**Passage to read:**
■ ■ ■ ■ ■

A highly sensitive light-sensitive material which ensures prolonged storage life and enables rapidly forming high-quality images can be provided by the present invention.

Additional objects and advantages of the invention will be set forth in the description which follows, and in part will be obvious from the description, or may be learned by practice of the invention. The objects and advantages of the invention may be realized and obtained by means of the instrumentalities and combinations particularly pointed out hereinafter.

DETAILED DESCRIPTION OF THE INVENTION

The present invention will be described in detail below.

In the present invention, an original image is first obtained on a light-sensitive material, and, on the basis of information thereof, a desired image is obtained on a recording material separate from the light-sensitive material.

In the present invention, in the constitution of a light-sensitive material used to record an original scene and to reproduce the same as a color image, use can fundamentally be made of color reproduction according to the subtractive color process. For example, color information of an original scene can be recorded by disposing at least three light-sensitive layers having lightsensitivity in blue, green and red regions and by incorporating, in the light-sensitive layers, color couplers capable of forming yellow, magenta and cyan dyes which are in complementary relationship to their own light-sensitive wavelength regions. The image for appreciation can be reproduced by subjecting a color light-sensitive material having a similar relationship between light-sensitive wavelength and colored hue to exposure through the thus obtained dye image. Also, it is practicable to photoelectrically read information on image obtained by photography of an original scene by means of, for example, a scanner and to output an image for appreciation on the basis of the read information. Immediately reading image information after the color development but prior to a desilvering step is preferred from the viewpoint of rapid processing. Furthermore, using the image information, without removing unreacted silver halides at the time of development to thereby cause silver halides to substantially remain, as an original manuscript is preferred from the viewpoint of processing speed increase and process simplification. The material on which the output is effected may be a sublimation-type heat-sensitive recording material, a full color direct heat-sensitive recording material, an ink jet material or an electrophotographic material, as well as the light-sensitive material based on silver halides.

It is also practicable to provide a relationship other than the above complementary one between the light-sensitive wavelength region and colored hue. In that instance, the original color information can be reproduced by implementing image processing such as hue conversion after the above capturing of image information.

Light-sensitive layers having lightsensitivity in three or more wavelength regions can be provided in the light-sensitive material of the present invention. For example, light-sensitive layers having lightsensitivity in not only blue, green and red visible regions but also the infrared wavelength region can be provided in the light-sensitive material.

The light-sensitive material of the present invention can be used as not only B/W light-sensitive materials but also various color light-sensitive materials such as general-purpose or movie color negative films and slide or television color reversal films, color papers, color positive films, color reversal papers and color diffusion transfer films.

■ ■ ■ ■ ■

**Dataset section:**
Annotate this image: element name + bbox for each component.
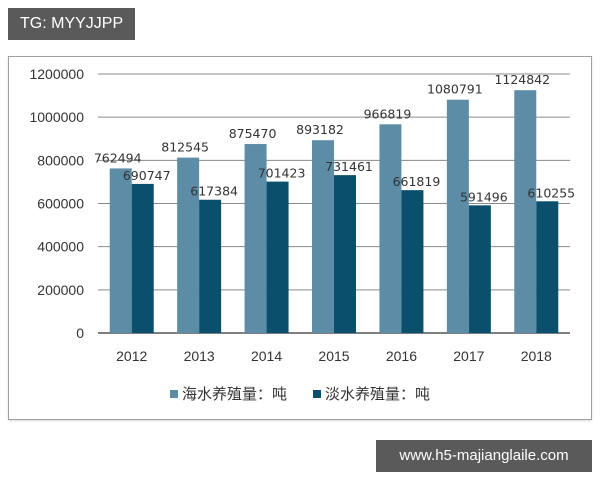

■ ■ ■ ■ ■

**Directions:** Continue the patent description of the light-sensitive material, starting after its last sentence.

**Task response:**
The expression “method of forming an image, which can stand practical use” used herein means exposing, with an exposure quantity corresponding to effective photographing region, the above light-sensitive material constituted so as to enable formation of an image with photographic performance (sensitivity, gradation, color reproduction, graininess, sharpness and toughness) that can stand practical use as merchandise and developing the exposed light-sensitive material so as to enable obtaining a recorded image that can stand practical use. In the use as a light-sensitive material for photographing, the exposure is generally performed for {fraction (1/10,000)} to 10 sec. Although the temperature at which the development is performed can be arbitrarily selected, it is preferred from the viewpoint of rapid processing that the temperature range from 60 to 180° C., especially from 80 to 160° C. The development time is preferably selected from among 5 to 60 sec, more preferably 5 to 45 sec.

The light-sensitive material of the present invention comprises a support and, superimposed thereon, at least one light-sensitive silver halide emulsion layer and at least one nonlight-sensitive layer. A characteristic of the light-sensitive material of the present invention is that the film pAg on the light-sensitive silver halide emulsion layer side falls within a specified range.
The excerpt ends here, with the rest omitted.